(Stored rows)
+===+
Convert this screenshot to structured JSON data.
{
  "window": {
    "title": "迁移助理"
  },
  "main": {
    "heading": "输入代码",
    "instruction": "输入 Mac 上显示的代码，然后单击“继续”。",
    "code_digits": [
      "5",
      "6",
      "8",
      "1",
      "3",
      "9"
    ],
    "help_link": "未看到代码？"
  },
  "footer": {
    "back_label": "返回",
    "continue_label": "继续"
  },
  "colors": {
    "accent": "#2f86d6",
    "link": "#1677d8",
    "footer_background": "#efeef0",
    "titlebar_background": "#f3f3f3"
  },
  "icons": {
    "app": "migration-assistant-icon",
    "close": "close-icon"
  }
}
+===+
Print all of the entries exactly as they appear.

Convert this screenshot to structured JSON data.
{
  "window": {
    "title": "迁移助理"
  },
  "main": {
    "heading": "输入代码",
    "instruction": "输入 Mac 上显示的代码，然后单击“继续”。",
    "code_digits": [
      "5",
      "6",
      "8",
      "1",
      "3",
      "9"
    ],
    "help_link": "未看到代码？"
  },
  "footer": {
    "back_label": "返回",
    "continue_label": "继续"
  },
  "colors": {
    "accent": "#2f86d6",
    "link": "#1677d8",
    "footer_background": "#efeef0",
    "titlebar_background": "#f3f3f3"
  },
  "icons": {
    "app": "migration-assistant-icon",
    "close": "close-icon"
  }
}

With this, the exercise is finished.